Start of Dataset records
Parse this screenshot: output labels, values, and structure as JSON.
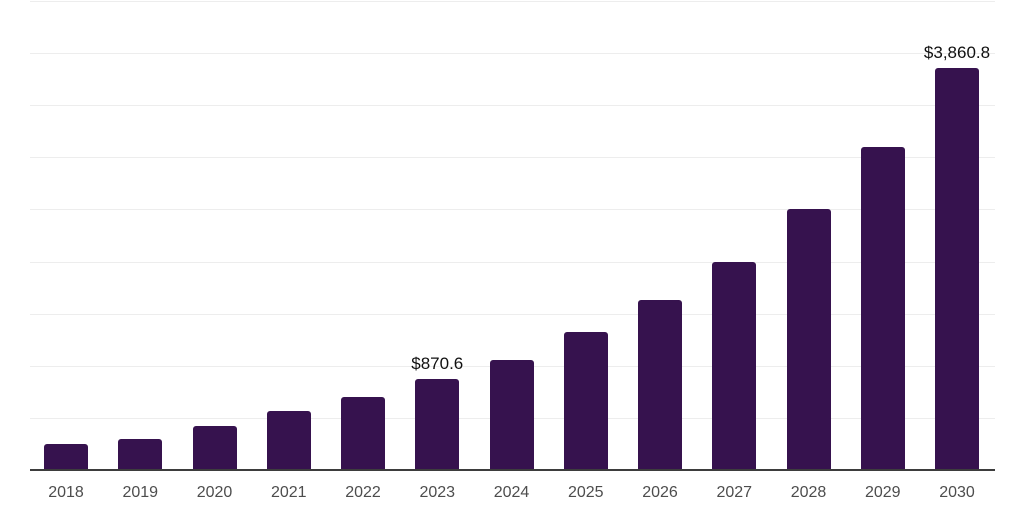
{
  "chart_data": {
    "type": "bar",
    "title": "",
    "categories": [
      "2018",
      "2019",
      "2020",
      "2021",
      "2022",
      "2023",
      "2024",
      "2025",
      "2026",
      "2027",
      "2028",
      "2029",
      "2030"
    ],
    "values": [
      250,
      300,
      420,
      565,
      700,
      870.6,
      1060,
      1320,
      1630,
      2000,
      2500,
      3100,
      3860.8
    ],
    "data_labels": [
      {
        "category": "2023",
        "text": "$870.6"
      },
      {
        "category": "2030",
        "text": "$3,860.8"
      }
    ],
    "xlabel": "",
    "ylabel": "",
    "ylim": [
      0,
      4500
    ],
    "gridline_step": 500,
    "grid": true,
    "legend": "none",
    "colors": {
      "bar": "#36124E",
      "gridline": "#ededed",
      "axis_line": "#3d3d3d",
      "tick_label": "#4d4d4d",
      "data_label": "#101010"
    }
  }
}
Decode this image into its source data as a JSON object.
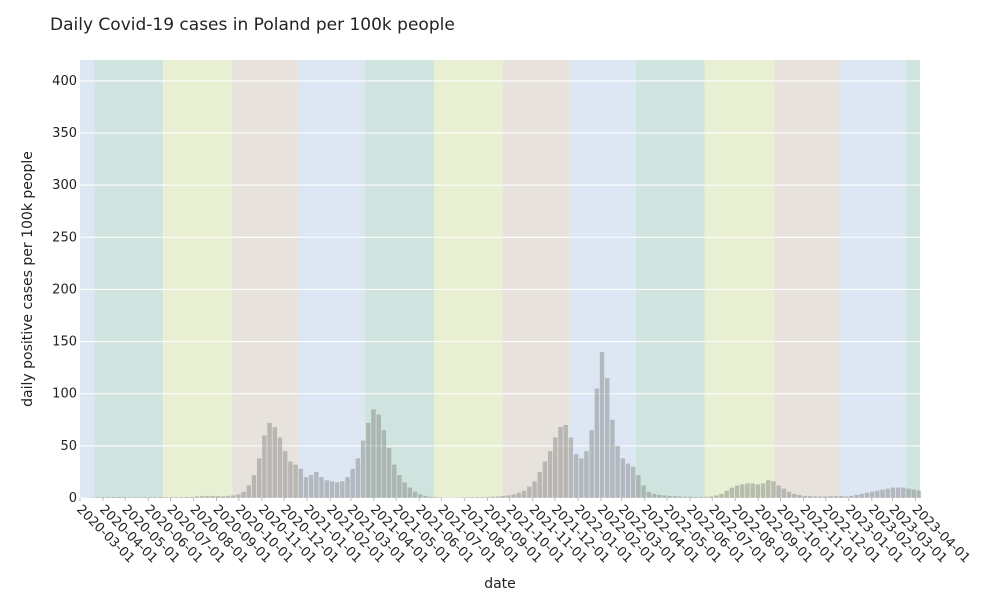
{
  "chart_data": {
    "type": "bar",
    "title": "Daily Covid-19 cases in Poland per 100k people",
    "xlabel": "date",
    "ylabel": "daily positive cases per 100k people",
    "x": [
      "2020-03-01",
      "2020-03-08",
      "2020-03-15",
      "2020-03-22",
      "2020-03-29",
      "2020-04-05",
      "2020-04-12",
      "2020-04-19",
      "2020-04-26",
      "2020-05-03",
      "2020-05-10",
      "2020-05-17",
      "2020-05-24",
      "2020-05-31",
      "2020-06-07",
      "2020-06-14",
      "2020-06-21",
      "2020-06-28",
      "2020-07-05",
      "2020-07-12",
      "2020-07-19",
      "2020-07-26",
      "2020-08-02",
      "2020-08-09",
      "2020-08-16",
      "2020-08-23",
      "2020-08-30",
      "2020-09-06",
      "2020-09-13",
      "2020-09-20",
      "2020-09-27",
      "2020-10-04",
      "2020-10-11",
      "2020-10-18",
      "2020-10-25",
      "2020-11-01",
      "2020-11-08",
      "2020-11-15",
      "2020-11-22",
      "2020-11-29",
      "2020-12-06",
      "2020-12-13",
      "2020-12-20",
      "2020-12-27",
      "2021-01-03",
      "2021-01-10",
      "2021-01-17",
      "2021-01-24",
      "2021-01-31",
      "2021-02-07",
      "2021-02-14",
      "2021-02-21",
      "2021-02-28",
      "2021-03-07",
      "2021-03-14",
      "2021-03-21",
      "2021-03-28",
      "2021-04-04",
      "2021-04-11",
      "2021-04-18",
      "2021-04-25",
      "2021-05-02",
      "2021-05-09",
      "2021-05-16",
      "2021-05-23",
      "2021-05-30",
      "2021-06-06",
      "2021-06-13",
      "2021-06-20",
      "2021-06-27",
      "2021-07-04",
      "2021-07-11",
      "2021-07-18",
      "2021-07-25",
      "2021-08-01",
      "2021-08-08",
      "2021-08-15",
      "2021-08-22",
      "2021-08-29",
      "2021-09-05",
      "2021-09-12",
      "2021-09-19",
      "2021-09-26",
      "2021-10-03",
      "2021-10-10",
      "2021-10-17",
      "2021-10-24",
      "2021-10-31",
      "2021-11-07",
      "2021-11-14",
      "2021-11-21",
      "2021-11-28",
      "2021-12-05",
      "2021-12-12",
      "2021-12-19",
      "2021-12-26",
      "2022-01-02",
      "2022-01-09",
      "2022-01-16",
      "2022-01-23",
      "2022-01-30",
      "2022-02-06",
      "2022-02-13",
      "2022-02-20",
      "2022-02-27",
      "2022-03-06",
      "2022-03-13",
      "2022-03-20",
      "2022-03-27",
      "2022-04-03",
      "2022-04-10",
      "2022-04-17",
      "2022-04-24",
      "2022-05-01",
      "2022-05-08",
      "2022-05-15",
      "2022-05-22",
      "2022-05-29",
      "2022-06-05",
      "2022-06-12",
      "2022-06-19",
      "2022-06-26",
      "2022-07-03",
      "2022-07-10",
      "2022-07-17",
      "2022-07-24",
      "2022-07-31",
      "2022-08-07",
      "2022-08-14",
      "2022-08-21",
      "2022-08-28",
      "2022-09-04",
      "2022-09-11",
      "2022-09-18",
      "2022-09-25",
      "2022-10-02",
      "2022-10-09",
      "2022-10-16",
      "2022-10-23",
      "2022-10-30",
      "2022-11-06",
      "2022-11-13",
      "2022-11-20",
      "2022-11-27",
      "2022-12-04",
      "2022-12-11",
      "2022-12-18",
      "2022-12-25",
      "2023-01-01",
      "2023-01-08",
      "2023-01-15",
      "2023-01-22",
      "2023-01-29",
      "2023-02-05",
      "2023-02-12",
      "2023-02-19",
      "2023-02-26",
      "2023-03-05",
      "2023-03-12",
      "2023-03-19",
      "2023-03-26",
      "2023-04-02"
    ],
    "values": [
      0.1,
      0.2,
      0.5,
      0.7,
      0.8,
      0.9,
      1,
      0.9,
      0.8,
      0.8,
      0.7,
      0.7,
      0.9,
      0.8,
      0.9,
      1,
      0.8,
      0.8,
      0.7,
      0.8,
      0.9,
      1,
      1.5,
      1.8,
      2,
      2,
      1.8,
      1.6,
      2,
      2.5,
      3.5,
      6,
      12,
      22,
      38,
      60,
      72,
      68,
      58,
      45,
      35,
      32,
      28,
      20,
      22,
      25,
      20,
      17,
      16,
      15,
      16,
      20,
      28,
      38,
      55,
      72,
      85,
      80,
      65,
      48,
      32,
      22,
      15,
      10,
      6,
      3.5,
      2,
      1.2,
      0.8,
      0.5,
      0.3,
      0.3,
      0.4,
      0.5,
      0.6,
      0.7,
      0.8,
      0.9,
      1,
      1.2,
      1.5,
      2,
      2.5,
      3.5,
      5,
      7,
      11,
      16,
      25,
      35,
      45,
      58,
      68,
      70,
      58,
      42,
      38,
      45,
      65,
      105,
      140,
      115,
      75,
      50,
      38,
      33,
      30,
      22,
      12,
      6,
      4,
      3,
      2.5,
      2,
      1.8,
      1.5,
      1.3,
      1.2,
      1,
      1,
      1.2,
      1.5,
      2.5,
      4,
      7,
      10,
      12,
      13,
      14,
      14,
      13,
      14,
      17,
      16,
      12,
      9,
      6,
      4,
      3,
      2,
      1.8,
      1.6,
      1.5,
      1.5,
      1.6,
      1.8,
      2,
      1.5,
      2,
      3,
      4,
      5,
      6,
      7,
      8,
      9,
      10,
      10,
      10,
      9,
      8,
      7
    ],
    "color": "#7f7f7f",
    "xlim": [
      "2020-03-01",
      "2023-04-07"
    ],
    "xticks": [
      "2020-03-01",
      "2020-04-01",
      "2020-05-01",
      "2020-06-01",
      "2020-07-01",
      "2020-08-01",
      "2020-09-01",
      "2020-10-01",
      "2020-11-01",
      "2020-12-01",
      "2021-01-01",
      "2021-02-01",
      "2021-03-01",
      "2021-04-01",
      "2021-05-01",
      "2021-06-01",
      "2021-07-01",
      "2021-08-01",
      "2021-09-01",
      "2021-10-01",
      "2021-11-01",
      "2021-12-01",
      "2022-01-01",
      "2022-02-01",
      "2022-03-01",
      "2022-04-01",
      "2022-05-01",
      "2022-06-01",
      "2022-07-01",
      "2022-08-01",
      "2022-09-01",
      "2022-10-01",
      "2022-11-01",
      "2022-12-01",
      "2023-01-01",
      "2023-02-01",
      "2023-03-01",
      "2023-04-01"
    ],
    "ylim": [
      0,
      420
    ],
    "yticks": [
      0,
      50,
      100,
      150,
      200,
      250,
      300,
      350,
      400
    ],
    "grid": true,
    "season_bands": [
      {
        "start": "2020-03-01",
        "end": "2020-03-20",
        "color": "#dce7f3"
      },
      {
        "start": "2020-03-20",
        "end": "2020-06-21",
        "color": "#cfe3df"
      },
      {
        "start": "2020-06-21",
        "end": "2020-09-22",
        "color": "#e8efd3"
      },
      {
        "start": "2020-09-22",
        "end": "2020-12-21",
        "color": "#e7e3dc"
      },
      {
        "start": "2020-12-21",
        "end": "2021-03-20",
        "color": "#dce7f3"
      },
      {
        "start": "2021-03-20",
        "end": "2021-06-21",
        "color": "#cfe3df"
      },
      {
        "start": "2021-06-21",
        "end": "2021-09-22",
        "color": "#e8efd3"
      },
      {
        "start": "2021-09-22",
        "end": "2021-12-21",
        "color": "#e7e3dc"
      },
      {
        "start": "2021-12-21",
        "end": "2022-03-20",
        "color": "#dce7f3"
      },
      {
        "start": "2022-03-20",
        "end": "2022-06-21",
        "color": "#cfe3df"
      },
      {
        "start": "2022-06-21",
        "end": "2022-09-23",
        "color": "#e8efd3"
      },
      {
        "start": "2022-09-23",
        "end": "2022-12-21",
        "color": "#e7e3dc"
      },
      {
        "start": "2022-12-21",
        "end": "2023-03-20",
        "color": "#dce7f3"
      },
      {
        "start": "2023-03-20",
        "end": "2023-04-07",
        "color": "#cfe3df"
      }
    ]
  }
}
End of Dataset records
To do: Above are the records. Copy every line in them holding "this".

Final result:
Parse this screenshot: output labels, values, and structure as JSON.
Decode this image into its source data as a JSON object.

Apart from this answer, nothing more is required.